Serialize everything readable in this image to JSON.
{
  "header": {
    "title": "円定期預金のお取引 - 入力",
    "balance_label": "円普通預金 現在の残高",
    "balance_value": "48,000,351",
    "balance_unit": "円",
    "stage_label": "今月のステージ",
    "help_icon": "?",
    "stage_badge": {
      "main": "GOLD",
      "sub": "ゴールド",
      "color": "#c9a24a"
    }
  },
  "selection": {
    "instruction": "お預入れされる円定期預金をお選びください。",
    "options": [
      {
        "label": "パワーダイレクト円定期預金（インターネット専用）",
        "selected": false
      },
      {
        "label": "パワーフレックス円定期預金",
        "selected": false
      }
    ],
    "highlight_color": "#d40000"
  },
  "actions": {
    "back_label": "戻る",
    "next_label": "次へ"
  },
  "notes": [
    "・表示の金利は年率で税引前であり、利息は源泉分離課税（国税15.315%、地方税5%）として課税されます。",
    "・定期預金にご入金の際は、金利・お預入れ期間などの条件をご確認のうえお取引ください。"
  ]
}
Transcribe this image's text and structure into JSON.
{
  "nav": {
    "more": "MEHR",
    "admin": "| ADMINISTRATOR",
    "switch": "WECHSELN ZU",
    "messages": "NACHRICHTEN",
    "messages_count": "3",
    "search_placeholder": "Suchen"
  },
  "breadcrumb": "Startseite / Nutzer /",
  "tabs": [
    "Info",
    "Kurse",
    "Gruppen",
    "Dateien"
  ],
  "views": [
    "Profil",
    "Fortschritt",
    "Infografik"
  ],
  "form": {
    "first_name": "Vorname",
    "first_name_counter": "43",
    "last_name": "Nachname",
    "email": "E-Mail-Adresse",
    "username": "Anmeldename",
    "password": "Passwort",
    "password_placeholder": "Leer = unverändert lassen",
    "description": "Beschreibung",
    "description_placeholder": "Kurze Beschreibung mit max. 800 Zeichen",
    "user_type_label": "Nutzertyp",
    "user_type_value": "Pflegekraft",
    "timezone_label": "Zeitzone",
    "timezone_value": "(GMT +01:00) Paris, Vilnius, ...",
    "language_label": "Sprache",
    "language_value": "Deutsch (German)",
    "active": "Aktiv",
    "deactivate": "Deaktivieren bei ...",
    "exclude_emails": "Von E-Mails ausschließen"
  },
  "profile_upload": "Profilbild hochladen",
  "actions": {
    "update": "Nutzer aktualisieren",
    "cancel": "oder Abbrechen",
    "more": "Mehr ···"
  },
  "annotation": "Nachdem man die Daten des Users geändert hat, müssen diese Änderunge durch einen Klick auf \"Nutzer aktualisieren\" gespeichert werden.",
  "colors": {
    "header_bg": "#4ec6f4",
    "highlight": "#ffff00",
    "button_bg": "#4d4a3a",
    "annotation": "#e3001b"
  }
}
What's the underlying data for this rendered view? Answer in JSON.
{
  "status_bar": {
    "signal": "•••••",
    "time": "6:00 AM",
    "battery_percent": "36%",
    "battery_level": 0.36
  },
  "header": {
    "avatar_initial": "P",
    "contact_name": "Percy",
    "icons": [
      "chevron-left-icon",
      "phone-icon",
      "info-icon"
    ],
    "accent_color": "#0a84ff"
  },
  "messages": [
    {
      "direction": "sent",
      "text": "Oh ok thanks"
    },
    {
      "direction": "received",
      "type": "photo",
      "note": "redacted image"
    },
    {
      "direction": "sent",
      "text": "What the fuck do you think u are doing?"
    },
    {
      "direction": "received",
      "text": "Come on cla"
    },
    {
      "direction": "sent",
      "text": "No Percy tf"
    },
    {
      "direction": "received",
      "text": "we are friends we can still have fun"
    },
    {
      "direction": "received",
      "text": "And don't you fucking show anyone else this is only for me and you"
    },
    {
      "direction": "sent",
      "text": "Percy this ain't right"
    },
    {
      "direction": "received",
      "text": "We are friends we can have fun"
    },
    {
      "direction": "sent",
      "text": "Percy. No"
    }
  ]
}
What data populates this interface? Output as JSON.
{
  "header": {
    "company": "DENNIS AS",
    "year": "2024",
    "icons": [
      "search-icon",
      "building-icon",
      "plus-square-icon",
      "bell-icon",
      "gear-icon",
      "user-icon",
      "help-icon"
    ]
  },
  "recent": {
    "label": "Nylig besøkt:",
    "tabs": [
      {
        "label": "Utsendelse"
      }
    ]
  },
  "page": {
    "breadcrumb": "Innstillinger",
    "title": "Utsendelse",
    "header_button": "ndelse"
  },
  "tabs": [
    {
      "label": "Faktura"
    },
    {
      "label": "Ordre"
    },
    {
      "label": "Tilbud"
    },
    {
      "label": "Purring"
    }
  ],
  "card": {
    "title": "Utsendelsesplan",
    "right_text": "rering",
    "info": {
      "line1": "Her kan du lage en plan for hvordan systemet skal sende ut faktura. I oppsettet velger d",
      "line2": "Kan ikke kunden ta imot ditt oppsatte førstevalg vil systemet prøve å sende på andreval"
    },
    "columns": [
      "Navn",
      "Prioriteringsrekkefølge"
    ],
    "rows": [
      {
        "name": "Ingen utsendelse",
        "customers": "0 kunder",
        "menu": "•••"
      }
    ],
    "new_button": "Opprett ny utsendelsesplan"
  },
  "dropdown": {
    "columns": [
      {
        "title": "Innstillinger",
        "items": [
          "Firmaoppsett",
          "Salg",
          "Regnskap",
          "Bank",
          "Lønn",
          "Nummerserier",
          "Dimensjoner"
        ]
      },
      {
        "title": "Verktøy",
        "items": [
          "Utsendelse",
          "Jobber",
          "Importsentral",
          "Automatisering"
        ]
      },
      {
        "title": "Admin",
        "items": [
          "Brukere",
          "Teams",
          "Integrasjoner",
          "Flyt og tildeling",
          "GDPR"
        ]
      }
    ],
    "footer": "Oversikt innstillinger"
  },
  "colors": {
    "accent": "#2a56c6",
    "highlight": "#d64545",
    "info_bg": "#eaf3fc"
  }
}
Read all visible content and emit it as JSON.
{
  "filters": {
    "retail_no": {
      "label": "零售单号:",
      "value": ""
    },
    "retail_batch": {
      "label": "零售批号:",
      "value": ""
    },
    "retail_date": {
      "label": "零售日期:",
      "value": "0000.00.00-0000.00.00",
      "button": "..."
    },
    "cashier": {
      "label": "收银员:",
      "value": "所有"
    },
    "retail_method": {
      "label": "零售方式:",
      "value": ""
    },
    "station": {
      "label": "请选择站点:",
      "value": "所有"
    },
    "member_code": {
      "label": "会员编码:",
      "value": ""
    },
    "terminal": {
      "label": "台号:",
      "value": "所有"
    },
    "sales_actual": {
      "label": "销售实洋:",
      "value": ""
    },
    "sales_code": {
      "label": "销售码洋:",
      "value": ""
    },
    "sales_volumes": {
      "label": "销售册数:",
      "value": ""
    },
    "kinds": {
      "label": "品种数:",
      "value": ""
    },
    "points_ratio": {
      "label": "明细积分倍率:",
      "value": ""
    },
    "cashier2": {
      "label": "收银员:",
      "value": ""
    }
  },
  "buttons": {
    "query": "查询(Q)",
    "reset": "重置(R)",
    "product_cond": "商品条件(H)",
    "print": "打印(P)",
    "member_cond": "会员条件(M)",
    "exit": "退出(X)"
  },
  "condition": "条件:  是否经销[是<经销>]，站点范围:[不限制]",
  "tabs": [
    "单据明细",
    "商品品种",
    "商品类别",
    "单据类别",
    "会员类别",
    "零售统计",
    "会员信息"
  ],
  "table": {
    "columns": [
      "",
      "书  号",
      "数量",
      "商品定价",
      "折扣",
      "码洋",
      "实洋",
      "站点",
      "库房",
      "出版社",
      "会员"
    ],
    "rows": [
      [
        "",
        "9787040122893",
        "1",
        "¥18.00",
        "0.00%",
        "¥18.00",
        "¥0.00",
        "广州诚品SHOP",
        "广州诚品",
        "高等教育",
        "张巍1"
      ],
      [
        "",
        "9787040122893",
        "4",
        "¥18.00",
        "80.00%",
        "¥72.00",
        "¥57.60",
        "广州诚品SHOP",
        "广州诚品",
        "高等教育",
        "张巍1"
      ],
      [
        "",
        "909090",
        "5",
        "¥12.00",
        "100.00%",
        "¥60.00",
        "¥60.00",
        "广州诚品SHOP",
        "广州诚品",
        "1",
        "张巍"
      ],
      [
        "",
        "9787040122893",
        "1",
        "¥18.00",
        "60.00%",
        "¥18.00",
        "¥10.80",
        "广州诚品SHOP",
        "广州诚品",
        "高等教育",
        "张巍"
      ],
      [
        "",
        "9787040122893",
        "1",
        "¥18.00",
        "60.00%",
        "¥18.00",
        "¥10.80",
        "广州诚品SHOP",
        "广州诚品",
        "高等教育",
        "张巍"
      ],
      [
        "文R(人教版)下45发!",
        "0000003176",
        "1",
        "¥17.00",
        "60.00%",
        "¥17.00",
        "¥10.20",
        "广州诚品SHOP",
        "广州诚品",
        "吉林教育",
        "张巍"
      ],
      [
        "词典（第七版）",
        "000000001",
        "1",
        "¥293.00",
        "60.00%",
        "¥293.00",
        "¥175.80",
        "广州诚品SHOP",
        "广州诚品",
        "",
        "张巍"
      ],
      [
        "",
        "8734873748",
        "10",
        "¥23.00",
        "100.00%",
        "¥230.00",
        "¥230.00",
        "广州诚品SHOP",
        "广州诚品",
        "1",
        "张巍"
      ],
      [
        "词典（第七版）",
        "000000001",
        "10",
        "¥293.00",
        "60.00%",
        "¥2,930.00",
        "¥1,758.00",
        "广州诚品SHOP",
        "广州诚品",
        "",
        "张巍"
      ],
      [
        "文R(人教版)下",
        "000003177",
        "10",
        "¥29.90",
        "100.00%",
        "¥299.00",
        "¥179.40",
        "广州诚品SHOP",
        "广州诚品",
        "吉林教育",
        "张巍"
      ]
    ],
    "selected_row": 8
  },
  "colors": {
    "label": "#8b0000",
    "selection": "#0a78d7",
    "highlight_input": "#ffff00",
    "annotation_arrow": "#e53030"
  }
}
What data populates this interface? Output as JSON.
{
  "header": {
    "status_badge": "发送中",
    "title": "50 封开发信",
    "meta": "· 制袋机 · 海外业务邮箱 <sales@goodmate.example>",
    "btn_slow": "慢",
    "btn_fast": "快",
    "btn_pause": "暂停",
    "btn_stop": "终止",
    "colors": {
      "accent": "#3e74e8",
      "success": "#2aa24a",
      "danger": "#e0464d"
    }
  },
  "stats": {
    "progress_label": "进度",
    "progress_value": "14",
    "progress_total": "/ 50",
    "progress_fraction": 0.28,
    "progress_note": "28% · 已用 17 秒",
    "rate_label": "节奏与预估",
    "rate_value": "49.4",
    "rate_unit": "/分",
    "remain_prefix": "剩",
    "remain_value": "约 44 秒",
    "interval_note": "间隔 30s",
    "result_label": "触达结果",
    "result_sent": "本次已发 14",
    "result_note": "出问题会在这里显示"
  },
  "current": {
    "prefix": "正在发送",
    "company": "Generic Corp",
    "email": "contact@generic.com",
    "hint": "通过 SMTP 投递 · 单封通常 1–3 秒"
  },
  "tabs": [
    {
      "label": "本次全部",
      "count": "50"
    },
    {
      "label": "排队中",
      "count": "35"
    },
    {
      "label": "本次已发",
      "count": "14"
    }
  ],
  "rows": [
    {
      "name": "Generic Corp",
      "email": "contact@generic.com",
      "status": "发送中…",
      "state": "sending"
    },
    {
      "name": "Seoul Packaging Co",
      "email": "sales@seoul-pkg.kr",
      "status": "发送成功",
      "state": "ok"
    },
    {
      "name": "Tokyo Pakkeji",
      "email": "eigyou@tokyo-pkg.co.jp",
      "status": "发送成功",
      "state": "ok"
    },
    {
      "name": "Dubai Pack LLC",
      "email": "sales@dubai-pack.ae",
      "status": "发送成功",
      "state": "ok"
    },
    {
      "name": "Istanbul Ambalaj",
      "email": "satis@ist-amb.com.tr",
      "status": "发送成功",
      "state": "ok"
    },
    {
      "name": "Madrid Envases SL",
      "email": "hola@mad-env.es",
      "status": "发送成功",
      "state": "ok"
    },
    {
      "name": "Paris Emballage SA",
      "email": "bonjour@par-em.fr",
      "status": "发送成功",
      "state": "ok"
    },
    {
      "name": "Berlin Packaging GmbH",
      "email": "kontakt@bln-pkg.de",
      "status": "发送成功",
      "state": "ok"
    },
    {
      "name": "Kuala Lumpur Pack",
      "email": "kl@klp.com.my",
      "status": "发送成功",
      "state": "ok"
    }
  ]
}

--------

* WHAT TO PRODUCE *
Extract from the data every line where "company" shows up.

* TASK OUTPUT *
    "company": "DENNIS AS",
    "company": "Generic Corp",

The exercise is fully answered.